Identify the lines that contain the string "Bloomberg", then copy each of them.
*** RECORDS SUPPLIED
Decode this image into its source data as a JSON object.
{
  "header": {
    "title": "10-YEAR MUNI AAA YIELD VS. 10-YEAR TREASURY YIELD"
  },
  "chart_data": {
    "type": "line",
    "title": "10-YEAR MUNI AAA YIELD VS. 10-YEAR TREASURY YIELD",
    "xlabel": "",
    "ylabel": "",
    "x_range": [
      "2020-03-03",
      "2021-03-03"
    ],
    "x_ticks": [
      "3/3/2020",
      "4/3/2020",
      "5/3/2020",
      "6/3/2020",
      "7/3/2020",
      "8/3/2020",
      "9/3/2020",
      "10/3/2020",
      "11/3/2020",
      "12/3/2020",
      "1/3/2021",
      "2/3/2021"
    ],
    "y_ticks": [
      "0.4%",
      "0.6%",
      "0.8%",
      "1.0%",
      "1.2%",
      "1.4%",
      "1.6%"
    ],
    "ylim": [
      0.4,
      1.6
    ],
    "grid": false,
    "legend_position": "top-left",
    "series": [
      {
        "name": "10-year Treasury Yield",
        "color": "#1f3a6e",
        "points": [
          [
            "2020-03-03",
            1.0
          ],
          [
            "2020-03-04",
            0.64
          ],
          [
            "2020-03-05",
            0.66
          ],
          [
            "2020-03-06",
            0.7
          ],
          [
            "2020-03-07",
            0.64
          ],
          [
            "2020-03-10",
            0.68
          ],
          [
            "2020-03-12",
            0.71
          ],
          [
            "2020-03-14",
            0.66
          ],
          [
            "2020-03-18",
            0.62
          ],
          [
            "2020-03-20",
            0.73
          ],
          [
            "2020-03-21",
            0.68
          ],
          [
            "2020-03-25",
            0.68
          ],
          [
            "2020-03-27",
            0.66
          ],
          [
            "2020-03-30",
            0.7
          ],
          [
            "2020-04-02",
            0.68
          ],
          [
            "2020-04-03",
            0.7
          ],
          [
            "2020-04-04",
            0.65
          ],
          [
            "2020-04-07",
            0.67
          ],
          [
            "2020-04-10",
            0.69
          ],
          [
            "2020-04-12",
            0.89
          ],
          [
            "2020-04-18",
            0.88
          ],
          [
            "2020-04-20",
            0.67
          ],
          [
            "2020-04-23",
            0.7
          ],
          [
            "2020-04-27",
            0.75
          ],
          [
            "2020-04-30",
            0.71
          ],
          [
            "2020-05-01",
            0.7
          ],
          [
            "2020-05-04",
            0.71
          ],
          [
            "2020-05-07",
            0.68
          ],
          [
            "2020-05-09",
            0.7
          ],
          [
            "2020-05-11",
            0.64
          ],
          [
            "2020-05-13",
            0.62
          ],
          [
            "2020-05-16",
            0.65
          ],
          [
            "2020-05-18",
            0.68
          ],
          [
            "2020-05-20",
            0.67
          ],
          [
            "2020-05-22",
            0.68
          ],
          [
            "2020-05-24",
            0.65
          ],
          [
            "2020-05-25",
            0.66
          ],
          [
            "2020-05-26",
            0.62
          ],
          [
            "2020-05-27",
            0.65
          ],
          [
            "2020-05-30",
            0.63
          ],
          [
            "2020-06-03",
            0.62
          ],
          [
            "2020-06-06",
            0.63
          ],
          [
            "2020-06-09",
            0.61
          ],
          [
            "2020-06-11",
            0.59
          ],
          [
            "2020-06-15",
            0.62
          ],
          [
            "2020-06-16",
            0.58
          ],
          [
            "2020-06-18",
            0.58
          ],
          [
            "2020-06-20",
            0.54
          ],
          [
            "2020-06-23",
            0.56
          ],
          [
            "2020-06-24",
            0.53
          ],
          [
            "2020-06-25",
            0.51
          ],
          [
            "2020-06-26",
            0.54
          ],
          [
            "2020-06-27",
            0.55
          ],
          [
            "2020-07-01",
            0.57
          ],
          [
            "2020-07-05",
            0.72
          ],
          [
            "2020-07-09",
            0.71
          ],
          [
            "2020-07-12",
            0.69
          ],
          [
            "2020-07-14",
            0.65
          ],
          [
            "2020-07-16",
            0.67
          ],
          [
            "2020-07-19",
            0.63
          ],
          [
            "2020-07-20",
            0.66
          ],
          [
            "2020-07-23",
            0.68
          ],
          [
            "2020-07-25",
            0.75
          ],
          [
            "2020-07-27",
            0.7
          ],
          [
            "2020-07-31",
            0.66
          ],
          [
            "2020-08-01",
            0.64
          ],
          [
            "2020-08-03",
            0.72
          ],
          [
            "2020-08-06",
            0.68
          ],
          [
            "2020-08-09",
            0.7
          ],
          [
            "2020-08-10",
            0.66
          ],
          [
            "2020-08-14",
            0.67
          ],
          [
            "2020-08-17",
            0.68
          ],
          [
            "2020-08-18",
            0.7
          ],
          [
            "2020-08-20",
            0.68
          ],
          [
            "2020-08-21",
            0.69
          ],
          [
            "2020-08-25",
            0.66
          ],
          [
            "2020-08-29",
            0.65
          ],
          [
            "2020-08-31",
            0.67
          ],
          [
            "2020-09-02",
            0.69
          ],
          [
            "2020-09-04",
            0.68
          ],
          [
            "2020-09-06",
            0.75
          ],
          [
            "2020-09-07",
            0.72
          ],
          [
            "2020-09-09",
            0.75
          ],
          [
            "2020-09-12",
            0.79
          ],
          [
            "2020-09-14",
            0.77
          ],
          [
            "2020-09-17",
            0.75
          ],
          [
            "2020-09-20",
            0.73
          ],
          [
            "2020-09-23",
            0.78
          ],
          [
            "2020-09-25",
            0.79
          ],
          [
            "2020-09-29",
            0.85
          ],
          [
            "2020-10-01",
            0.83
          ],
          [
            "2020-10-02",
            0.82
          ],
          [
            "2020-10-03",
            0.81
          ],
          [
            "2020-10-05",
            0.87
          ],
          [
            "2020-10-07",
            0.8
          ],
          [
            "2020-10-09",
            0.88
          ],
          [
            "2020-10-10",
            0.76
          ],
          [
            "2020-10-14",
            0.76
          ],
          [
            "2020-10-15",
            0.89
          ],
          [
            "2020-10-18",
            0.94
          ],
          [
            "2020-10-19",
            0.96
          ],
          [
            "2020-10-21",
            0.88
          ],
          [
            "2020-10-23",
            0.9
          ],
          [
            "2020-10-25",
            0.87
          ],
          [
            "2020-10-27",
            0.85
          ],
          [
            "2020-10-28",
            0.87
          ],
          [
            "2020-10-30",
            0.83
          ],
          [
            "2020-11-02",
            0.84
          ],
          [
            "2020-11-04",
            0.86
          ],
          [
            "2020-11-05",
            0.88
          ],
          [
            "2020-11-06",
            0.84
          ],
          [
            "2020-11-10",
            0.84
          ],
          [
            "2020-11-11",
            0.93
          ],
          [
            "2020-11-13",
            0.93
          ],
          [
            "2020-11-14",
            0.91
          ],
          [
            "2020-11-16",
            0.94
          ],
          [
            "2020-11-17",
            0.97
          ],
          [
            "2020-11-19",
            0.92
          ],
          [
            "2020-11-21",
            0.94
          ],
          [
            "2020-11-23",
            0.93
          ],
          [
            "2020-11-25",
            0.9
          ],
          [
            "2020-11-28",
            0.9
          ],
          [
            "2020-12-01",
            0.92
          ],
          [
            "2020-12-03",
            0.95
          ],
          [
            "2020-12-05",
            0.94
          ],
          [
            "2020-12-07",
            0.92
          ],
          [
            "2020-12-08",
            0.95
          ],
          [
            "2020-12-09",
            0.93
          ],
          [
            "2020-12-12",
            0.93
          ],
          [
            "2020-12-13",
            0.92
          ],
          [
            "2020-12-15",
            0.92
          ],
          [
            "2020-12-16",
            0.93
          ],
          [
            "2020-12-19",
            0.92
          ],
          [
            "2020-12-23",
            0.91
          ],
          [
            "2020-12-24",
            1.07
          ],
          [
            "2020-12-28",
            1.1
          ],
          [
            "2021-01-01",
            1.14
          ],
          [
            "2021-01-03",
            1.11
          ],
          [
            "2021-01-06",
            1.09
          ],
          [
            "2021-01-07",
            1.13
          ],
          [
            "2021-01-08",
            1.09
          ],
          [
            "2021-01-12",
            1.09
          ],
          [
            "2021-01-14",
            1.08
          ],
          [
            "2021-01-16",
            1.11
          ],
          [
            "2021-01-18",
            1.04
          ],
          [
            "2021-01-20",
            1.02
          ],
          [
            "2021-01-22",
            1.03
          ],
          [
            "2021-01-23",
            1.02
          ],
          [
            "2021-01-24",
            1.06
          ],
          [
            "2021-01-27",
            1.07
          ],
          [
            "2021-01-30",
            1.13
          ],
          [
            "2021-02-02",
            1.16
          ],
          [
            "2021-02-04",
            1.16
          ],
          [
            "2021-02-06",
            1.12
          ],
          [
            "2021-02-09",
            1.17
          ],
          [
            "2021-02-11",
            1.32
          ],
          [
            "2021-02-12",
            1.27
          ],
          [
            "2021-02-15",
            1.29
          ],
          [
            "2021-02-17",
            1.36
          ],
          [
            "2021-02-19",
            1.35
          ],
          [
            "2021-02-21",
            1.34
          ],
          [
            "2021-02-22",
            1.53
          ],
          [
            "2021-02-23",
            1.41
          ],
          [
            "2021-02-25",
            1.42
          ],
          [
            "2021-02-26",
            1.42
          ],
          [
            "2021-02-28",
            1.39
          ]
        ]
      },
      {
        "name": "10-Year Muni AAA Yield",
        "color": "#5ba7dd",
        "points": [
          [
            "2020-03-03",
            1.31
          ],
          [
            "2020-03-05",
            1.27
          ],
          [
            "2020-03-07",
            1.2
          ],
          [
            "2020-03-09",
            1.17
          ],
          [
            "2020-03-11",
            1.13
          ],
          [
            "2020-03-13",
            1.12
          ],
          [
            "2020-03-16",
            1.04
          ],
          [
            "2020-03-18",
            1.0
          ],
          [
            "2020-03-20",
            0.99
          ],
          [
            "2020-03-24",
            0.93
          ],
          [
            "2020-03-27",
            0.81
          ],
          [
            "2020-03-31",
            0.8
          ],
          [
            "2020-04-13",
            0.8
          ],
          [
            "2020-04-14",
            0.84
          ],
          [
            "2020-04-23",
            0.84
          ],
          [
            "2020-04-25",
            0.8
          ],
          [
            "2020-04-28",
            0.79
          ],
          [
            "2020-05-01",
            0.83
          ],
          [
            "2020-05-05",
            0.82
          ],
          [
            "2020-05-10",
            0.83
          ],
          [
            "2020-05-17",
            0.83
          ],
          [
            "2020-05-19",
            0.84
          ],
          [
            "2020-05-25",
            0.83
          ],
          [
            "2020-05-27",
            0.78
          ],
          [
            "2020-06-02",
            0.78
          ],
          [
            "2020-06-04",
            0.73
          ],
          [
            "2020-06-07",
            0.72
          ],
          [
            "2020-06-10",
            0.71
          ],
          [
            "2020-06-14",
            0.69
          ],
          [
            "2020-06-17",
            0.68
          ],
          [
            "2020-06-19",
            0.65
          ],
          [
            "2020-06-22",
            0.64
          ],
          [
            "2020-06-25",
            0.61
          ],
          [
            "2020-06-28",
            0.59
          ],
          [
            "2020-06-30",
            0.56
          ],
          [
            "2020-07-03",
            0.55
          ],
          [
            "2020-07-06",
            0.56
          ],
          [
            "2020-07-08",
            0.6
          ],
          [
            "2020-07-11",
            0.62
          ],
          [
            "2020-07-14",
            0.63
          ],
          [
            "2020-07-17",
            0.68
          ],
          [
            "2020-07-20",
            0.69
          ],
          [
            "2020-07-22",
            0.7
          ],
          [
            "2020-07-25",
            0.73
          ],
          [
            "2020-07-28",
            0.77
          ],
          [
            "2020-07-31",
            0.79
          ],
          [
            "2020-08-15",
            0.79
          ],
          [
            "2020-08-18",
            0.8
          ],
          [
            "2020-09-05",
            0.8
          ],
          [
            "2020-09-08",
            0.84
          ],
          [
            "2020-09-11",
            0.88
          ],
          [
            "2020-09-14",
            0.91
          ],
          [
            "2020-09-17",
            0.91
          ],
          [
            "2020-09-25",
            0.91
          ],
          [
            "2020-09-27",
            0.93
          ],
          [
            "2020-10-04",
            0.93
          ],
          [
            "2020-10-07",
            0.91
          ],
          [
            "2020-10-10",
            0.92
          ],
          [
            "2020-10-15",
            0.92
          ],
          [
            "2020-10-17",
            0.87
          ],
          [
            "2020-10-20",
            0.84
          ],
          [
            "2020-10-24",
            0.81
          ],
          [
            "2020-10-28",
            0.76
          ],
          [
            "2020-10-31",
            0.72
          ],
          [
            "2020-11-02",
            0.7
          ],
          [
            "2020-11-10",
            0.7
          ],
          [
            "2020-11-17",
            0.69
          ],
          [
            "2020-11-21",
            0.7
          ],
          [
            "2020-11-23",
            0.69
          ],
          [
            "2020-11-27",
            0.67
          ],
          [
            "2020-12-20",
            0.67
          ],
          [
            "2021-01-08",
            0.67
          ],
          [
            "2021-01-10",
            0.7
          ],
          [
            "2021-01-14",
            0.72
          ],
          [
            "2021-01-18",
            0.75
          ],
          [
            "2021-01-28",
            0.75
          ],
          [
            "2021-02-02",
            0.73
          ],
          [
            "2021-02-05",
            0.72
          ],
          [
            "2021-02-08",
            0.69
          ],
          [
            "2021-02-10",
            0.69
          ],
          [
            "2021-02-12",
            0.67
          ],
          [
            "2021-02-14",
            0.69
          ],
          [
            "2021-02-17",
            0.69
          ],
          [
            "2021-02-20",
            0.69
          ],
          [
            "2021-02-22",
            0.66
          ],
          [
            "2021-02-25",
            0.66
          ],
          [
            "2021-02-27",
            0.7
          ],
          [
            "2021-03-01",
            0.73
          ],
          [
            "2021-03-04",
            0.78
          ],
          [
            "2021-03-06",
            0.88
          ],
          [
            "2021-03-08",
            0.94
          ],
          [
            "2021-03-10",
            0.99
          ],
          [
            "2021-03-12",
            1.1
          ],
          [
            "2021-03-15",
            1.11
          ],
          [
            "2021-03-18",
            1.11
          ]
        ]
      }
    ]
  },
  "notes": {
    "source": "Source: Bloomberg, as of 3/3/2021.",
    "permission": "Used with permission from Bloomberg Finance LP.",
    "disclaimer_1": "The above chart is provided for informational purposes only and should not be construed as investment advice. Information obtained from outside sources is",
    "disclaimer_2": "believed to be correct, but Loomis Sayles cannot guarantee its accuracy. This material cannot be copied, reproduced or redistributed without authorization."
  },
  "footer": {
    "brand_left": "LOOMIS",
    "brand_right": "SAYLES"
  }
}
******
• _ANSWER FOR THE TASK_
    "source": "Source: Bloomberg, as of 3/3/2021.",
    "permission": "Used with permission from Bloomberg Finance LP.",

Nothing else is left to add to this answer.